Repeat every entry in the listing below, exactly.

-- start Task material --

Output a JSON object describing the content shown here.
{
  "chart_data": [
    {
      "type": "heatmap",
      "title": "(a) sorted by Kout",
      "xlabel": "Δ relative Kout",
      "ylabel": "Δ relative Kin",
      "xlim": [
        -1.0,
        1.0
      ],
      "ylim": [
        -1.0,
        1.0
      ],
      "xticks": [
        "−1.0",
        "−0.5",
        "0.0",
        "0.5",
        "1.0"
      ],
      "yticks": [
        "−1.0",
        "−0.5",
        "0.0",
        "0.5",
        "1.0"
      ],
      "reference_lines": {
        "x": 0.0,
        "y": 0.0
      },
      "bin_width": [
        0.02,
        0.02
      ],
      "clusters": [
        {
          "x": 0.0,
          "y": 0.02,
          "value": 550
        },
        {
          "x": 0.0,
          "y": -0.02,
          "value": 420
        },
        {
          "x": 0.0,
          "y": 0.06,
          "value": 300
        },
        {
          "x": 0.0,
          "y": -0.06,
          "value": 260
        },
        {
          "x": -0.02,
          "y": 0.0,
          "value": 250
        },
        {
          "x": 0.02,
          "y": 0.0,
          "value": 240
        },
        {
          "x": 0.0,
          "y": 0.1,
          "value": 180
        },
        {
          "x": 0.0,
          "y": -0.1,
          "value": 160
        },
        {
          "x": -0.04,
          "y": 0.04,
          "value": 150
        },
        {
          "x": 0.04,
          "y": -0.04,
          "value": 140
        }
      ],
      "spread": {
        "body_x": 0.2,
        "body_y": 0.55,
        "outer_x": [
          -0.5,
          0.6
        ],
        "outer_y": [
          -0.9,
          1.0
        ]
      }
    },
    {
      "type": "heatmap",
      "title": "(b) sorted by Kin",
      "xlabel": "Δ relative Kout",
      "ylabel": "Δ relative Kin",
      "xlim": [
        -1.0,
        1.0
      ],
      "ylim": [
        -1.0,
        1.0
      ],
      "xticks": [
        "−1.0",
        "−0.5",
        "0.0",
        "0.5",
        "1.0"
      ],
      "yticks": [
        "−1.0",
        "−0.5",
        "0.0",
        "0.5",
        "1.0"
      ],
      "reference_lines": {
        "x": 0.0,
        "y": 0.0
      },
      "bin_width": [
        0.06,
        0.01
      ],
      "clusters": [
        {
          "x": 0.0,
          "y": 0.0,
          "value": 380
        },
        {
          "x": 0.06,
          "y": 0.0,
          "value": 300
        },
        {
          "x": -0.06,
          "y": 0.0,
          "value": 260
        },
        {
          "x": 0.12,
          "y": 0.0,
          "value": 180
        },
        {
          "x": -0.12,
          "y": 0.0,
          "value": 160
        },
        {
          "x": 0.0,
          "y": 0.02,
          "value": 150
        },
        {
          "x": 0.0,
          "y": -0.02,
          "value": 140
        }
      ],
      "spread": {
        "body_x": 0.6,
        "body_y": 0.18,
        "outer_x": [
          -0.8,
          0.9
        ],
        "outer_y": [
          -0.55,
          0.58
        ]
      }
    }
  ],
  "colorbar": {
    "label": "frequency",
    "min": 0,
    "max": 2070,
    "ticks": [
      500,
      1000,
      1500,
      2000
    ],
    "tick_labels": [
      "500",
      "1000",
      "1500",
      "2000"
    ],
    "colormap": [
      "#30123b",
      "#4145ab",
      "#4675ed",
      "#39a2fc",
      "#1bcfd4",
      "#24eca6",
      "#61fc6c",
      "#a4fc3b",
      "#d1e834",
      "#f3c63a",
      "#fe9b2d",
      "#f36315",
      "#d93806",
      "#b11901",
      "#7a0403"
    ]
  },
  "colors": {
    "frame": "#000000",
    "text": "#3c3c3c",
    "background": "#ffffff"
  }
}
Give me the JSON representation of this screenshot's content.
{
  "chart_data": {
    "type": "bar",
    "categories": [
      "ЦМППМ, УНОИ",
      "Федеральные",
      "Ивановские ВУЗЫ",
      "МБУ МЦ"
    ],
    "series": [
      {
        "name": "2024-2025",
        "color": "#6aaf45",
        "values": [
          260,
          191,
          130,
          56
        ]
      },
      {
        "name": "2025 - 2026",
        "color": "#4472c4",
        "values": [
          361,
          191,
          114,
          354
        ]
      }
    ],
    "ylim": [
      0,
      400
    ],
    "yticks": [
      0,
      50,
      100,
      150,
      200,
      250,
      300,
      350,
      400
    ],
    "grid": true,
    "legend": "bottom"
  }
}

-- end Task material --

# Task output:
Output a JSON object describing the content shown here.
{
  "chart_data": [
    {
      "type": "heatmap",
      "title": "(a) sorted by Kout",
      "xlabel": "Δ relative Kout",
      "ylabel": "Δ relative Kin",
      "xlim": [
        -1.0,
        1.0
      ],
      "ylim": [
        -1.0,
        1.0
      ],
      "xticks": [
        "−1.0",
        "−0.5",
        "0.0",
        "0.5",
        "1.0"
      ],
      "yticks": [
        "−1.0",
        "−0.5",
        "0.0",
        "0.5",
        "1.0"
      ],
      "reference_lines": {
        "x": 0.0,
        "y": 0.0
      },
      "bin_width": [
        0.02,
        0.02
      ],
      "clusters": [
        {
          "x": 0.0,
          "y": 0.02,
          "value": 550
        },
        {
          "x": 0.0,
          "y": -0.02,
          "value": 420
        },
        {
          "x": 0.0,
          "y": 0.06,
          "value": 300
        },
        {
          "x": 0.0,
          "y": -0.06,
          "value": 260
        },
        {
          "x": -0.02,
          "y": 0.0,
          "value": 250
        },
        {
          "x": 0.02,
          "y": 0.0,
          "value": 240
        },
        {
          "x": 0.0,
          "y": 0.1,
          "value": 180
        },
        {
          "x": 0.0,
          "y": -0.1,
          "value": 160
        },
        {
          "x": -0.04,
          "y": 0.04,
          "value": 150
        },
        {
          "x": 0.04,
          "y": -0.04,
          "value": 140
        }
      ],
      "spread": {
        "body_x": 0.2,
        "body_y": 0.55,
        "outer_x": [
          -0.5,
          0.6
        ],
        "outer_y": [
          -0.9,
          1.0
        ]
      }
    },
    {
      "type": "heatmap",
      "title": "(b) sorted by Kin",
      "xlabel": "Δ relative Kout",
      "ylabel": "Δ relative Kin",
      "xlim": [
        -1.0,
        1.0
      ],
      "ylim": [
        -1.0,
        1.0
      ],
      "xticks": [
        "−1.0",
        "−0.5",
        "0.0",
        "0.5",
        "1.0"
      ],
      "yticks": [
        "−1.0",
        "−0.5",
        "0.0",
        "0.5",
        "1.0"
      ],
      "reference_lines": {
        "x": 0.0,
        "y": 0.0
      },
      "bin_width": [
        0.06,
        0.01
      ],
      "clusters": [
        {
          "x": 0.0,
          "y": 0.0,
          "value": 380
        },
        {
          "x": 0.06,
          "y": 0.0,
          "value": 300
        },
        {
          "x": -0.06,
          "y": 0.0,
          "value": 260
        },
        {
          "x": 0.12,
          "y": 0.0,
          "value": 180
        },
        {
          "x": -0.12,
          "y": 0.0,
          "value": 160
        },
        {
          "x": 0.0,
          "y": 0.02,
          "value": 150
        },
        {
          "x": 0.0,
          "y": -0.02,
          "value": 140
        }
      ],
      "spread": {
        "body_x": 0.6,
        "body_y": 0.18,
        "outer_x": [
          -0.8,
          0.9
        ],
        "outer_y": [
          -0.55,
          0.58
        ]
      }
    }
  ],
  "colorbar": {
    "label": "frequency",
    "min": 0,
    "max": 2070,
    "ticks": [
      500,
      1000,
      1500,
      2000
    ],
    "tick_labels": [
      "500",
      "1000",
      "1500",
      "2000"
    ],
    "colormap": [
      "#30123b",
      "#4145ab",
      "#4675ed",
      "#39a2fc",
      "#1bcfd4",
      "#24eca6",
      "#61fc6c",
      "#a4fc3b",
      "#d1e834",
      "#f3c63a",
      "#fe9b2d",
      "#f36315",
      "#d93806",
      "#b11901",
      "#7a0403"
    ]
  },
  "colors": {
    "frame": "#000000",
    "text": "#3c3c3c",
    "background": "#ffffff"
  }
}
Give me the JSON representation of this screenshot's content.
{
  "chart_data": {
    "type": "bar",
    "categories": [
      "ЦМППМ, УНОИ",
      "Федеральные",
      "Ивановские ВУЗЫ",
      "МБУ МЦ"
    ],
    "series": [
      {
        "name": "2024-2025",
        "color": "#6aaf45",
        "values": [
          260,
          191,
          130,
          56
        ]
      },
      {
        "name": "2025 - 2026",
        "color": "#4472c4",
        "values": [
          361,
          191,
          114,
          354
        ]
      }
    ],
    "ylim": [
      0,
      400
    ],
    "yticks": [
      0,
      50,
      100,
      150,
      200,
      250,
      300,
      350,
      400
    ],
    "grid": true,
    "legend": "bottom"
  }
}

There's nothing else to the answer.